Given exercise:
Please report every line from the material that contains the word "контрольных".

Records for the task:
################

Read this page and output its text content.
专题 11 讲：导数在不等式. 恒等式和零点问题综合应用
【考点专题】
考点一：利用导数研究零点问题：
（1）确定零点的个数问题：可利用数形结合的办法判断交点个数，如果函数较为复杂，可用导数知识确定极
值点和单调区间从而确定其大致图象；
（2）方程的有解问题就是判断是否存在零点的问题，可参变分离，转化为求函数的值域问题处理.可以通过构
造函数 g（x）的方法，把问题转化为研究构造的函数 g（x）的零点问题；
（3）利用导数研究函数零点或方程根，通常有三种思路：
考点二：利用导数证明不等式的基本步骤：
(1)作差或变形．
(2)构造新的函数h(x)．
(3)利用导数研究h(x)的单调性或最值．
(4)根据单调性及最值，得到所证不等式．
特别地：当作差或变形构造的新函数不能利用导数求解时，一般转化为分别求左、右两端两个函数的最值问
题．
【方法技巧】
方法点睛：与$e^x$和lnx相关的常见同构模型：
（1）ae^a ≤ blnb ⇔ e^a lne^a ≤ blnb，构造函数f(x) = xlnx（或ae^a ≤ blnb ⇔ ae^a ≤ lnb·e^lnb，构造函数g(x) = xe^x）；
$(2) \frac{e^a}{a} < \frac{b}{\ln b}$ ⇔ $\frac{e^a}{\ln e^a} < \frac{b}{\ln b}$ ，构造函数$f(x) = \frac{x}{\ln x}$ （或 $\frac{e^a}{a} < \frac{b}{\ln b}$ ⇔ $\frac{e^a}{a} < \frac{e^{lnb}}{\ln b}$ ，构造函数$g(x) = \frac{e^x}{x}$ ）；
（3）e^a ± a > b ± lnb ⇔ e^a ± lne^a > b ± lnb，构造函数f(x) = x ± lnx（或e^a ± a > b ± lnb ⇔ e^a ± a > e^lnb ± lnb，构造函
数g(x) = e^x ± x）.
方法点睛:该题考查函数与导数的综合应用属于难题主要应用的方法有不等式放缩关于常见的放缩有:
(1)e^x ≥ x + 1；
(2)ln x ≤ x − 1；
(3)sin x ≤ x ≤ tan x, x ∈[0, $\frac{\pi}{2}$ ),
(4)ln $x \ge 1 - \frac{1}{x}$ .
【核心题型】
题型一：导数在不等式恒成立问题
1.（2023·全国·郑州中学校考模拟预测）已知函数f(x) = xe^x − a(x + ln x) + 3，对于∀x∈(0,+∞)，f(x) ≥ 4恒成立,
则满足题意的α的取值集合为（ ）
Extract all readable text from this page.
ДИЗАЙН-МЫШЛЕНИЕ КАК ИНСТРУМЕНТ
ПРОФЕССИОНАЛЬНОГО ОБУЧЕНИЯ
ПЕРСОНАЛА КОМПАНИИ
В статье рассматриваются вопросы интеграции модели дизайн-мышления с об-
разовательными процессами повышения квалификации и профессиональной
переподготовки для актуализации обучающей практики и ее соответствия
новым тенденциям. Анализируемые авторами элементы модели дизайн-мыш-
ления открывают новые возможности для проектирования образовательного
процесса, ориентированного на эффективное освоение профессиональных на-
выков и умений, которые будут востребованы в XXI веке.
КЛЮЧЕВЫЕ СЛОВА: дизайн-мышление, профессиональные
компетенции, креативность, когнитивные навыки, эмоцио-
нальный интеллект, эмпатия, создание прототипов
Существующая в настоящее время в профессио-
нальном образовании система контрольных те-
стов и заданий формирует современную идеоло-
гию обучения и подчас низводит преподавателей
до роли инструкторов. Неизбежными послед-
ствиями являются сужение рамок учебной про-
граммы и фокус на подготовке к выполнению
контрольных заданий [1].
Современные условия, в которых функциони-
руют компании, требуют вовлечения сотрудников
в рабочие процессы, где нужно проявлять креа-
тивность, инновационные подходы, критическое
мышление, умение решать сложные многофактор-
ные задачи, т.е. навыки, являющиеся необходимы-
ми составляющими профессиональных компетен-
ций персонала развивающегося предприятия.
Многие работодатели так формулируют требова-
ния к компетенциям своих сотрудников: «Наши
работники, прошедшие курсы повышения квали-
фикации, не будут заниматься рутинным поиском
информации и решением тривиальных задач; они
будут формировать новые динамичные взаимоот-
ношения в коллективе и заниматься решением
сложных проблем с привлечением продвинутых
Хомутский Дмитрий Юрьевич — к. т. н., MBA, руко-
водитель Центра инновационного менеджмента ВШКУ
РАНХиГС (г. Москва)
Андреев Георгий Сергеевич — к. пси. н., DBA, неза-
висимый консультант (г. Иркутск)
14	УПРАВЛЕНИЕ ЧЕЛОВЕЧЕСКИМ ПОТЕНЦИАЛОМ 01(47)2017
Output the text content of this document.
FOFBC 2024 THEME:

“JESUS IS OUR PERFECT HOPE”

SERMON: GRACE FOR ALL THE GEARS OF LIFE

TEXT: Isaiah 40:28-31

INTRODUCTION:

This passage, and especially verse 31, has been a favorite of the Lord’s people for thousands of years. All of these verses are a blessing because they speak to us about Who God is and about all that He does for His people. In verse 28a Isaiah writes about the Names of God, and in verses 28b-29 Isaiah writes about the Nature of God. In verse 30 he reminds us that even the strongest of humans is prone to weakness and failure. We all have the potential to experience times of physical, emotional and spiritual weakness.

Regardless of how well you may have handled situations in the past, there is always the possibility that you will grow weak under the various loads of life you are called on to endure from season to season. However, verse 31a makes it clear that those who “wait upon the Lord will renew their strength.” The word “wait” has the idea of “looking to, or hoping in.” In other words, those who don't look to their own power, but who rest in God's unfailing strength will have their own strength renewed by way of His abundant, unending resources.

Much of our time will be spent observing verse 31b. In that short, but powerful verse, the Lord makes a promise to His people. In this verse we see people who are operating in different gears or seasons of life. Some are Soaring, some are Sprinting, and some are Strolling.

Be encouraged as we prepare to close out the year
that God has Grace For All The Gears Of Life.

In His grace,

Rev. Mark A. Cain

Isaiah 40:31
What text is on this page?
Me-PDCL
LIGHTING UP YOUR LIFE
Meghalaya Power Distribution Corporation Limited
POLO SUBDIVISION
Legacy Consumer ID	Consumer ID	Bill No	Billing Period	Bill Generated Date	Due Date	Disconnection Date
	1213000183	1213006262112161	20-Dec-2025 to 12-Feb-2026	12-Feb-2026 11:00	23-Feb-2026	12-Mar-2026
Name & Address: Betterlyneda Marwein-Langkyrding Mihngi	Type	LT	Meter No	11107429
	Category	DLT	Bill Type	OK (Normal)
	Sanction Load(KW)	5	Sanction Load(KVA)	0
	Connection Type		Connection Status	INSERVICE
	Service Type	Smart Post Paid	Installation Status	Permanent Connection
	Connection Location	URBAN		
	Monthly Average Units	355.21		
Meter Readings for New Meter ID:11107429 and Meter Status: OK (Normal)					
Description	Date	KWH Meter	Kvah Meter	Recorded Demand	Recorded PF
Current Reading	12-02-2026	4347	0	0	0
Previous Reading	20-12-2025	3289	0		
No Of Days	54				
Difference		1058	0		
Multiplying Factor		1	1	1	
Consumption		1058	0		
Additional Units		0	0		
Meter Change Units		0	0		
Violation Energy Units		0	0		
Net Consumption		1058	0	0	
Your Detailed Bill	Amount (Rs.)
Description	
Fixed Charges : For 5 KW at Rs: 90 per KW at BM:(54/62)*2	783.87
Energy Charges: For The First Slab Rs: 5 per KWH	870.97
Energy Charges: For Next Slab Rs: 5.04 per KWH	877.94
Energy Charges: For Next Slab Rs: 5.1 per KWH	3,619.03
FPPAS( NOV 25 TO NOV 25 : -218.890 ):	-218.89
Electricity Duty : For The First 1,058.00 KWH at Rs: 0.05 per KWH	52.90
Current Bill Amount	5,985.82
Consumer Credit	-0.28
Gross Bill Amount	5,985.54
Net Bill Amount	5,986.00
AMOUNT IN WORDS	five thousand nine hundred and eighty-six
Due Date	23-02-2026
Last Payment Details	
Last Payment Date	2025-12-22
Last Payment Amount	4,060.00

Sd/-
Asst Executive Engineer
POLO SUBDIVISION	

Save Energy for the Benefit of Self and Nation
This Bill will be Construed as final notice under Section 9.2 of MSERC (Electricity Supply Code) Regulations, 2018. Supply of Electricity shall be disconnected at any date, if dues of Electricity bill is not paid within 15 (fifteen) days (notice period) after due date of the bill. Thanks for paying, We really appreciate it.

################

Result:
нальном образовании система контрольных те-
контрольных заданий [1].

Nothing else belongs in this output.